» Instructions to follow
Extract all of the entries and give them again, word for word.

» Input material
☆ ☆ ☆ ☆ ☆ ☆ ☆
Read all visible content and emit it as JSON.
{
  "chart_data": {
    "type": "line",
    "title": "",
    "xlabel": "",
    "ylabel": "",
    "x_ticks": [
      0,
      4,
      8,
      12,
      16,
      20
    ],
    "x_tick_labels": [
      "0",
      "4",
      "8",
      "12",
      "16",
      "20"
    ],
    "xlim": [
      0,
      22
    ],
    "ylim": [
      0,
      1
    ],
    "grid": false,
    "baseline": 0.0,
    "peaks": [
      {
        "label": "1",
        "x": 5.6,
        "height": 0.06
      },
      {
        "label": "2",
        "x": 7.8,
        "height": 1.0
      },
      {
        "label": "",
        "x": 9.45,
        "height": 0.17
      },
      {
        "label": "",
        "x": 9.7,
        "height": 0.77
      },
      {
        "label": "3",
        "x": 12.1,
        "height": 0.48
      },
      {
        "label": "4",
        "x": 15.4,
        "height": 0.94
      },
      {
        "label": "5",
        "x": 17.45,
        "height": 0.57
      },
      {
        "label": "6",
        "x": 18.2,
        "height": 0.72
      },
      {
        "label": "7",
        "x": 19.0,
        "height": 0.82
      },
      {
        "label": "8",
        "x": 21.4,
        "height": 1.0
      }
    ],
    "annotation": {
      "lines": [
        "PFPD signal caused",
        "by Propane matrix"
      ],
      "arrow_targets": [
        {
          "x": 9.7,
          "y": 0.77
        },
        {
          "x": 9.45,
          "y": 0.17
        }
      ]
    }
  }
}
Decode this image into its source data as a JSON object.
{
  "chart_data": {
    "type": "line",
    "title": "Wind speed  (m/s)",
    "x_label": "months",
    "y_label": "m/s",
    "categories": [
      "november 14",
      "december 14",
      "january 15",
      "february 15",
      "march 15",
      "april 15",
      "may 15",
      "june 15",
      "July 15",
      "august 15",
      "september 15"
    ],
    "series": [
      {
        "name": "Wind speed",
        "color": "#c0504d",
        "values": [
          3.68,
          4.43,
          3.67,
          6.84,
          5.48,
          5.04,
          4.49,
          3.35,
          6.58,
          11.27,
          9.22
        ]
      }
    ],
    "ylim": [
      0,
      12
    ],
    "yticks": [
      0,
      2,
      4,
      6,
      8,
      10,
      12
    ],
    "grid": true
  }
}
☆ ☆ ☆ ☆ ☆ ☆ ☆
» Finished answer
Read all visible content and emit it as JSON.
{
  "chart_data": {
    "type": "line",
    "title": "",
    "xlabel": "",
    "ylabel": "",
    "x_ticks": [
      0,
      4,
      8,
      12,
      16,
      20
    ],
    "x_tick_labels": [
      "0",
      "4",
      "8",
      "12",
      "16",
      "20"
    ],
    "xlim": [
      0,
      22
    ],
    "ylim": [
      0,
      1
    ],
    "grid": false,
    "baseline": 0.0,
    "peaks": [
      {
        "label": "1",
        "x": 5.6,
        "height": 0.06
      },
      {
        "label": "2",
        "x": 7.8,
        "height": 1.0
      },
      {
        "label": "",
        "x": 9.45,
        "height": 0.17
      },
      {
        "label": "",
        "x": 9.7,
        "height": 0.77
      },
      {
        "label": "3",
        "x": 12.1,
        "height": 0.48
      },
      {
        "label": "4",
        "x": 15.4,
        "height": 0.94
      },
      {
        "label": "5",
        "x": 17.45,
        "height": 0.57
      },
      {
        "label": "6",
        "x": 18.2,
        "height": 0.72
      },
      {
        "label": "7",
        "x": 19.0,
        "height": 0.82
      },
      {
        "label": "8",
        "x": 21.4,
        "height": 1.0
      }
    ],
    "annotation": {
      "lines": [
        "PFPD signal caused",
        "by Propane matrix"
      ],
      "arrow_targets": [
        {
          "x": 9.7,
          "y": 0.77
        },
        {
          "x": 9.45,
          "y": 0.17
        }
      ]
    }
  }
}
Decode this image into its source data as a JSON object.
{
  "chart_data": {
    "type": "line",
    "title": "Wind speed  (m/s)",
    "x_label": "months",
    "y_label": "m/s",
    "categories": [
      "november 14",
      "december 14",
      "january 15",
      "february 15",
      "march 15",
      "april 15",
      "may 15",
      "june 15",
      "July 15",
      "august 15",
      "september 15"
    ],
    "series": [
      {
        "name": "Wind speed",
        "color": "#c0504d",
        "values": [
          3.68,
          4.43,
          3.67,
          6.84,
          5.48,
          5.04,
          4.49,
          3.35,
          6.58,
          11.27,
          9.22
        ]
      }
    ],
    "ylim": [
      0,
      12
    ],
    "yticks": [
      0,
      2,
      4,
      6,
      8,
      10,
      12
    ],
    "grid": true
  }
}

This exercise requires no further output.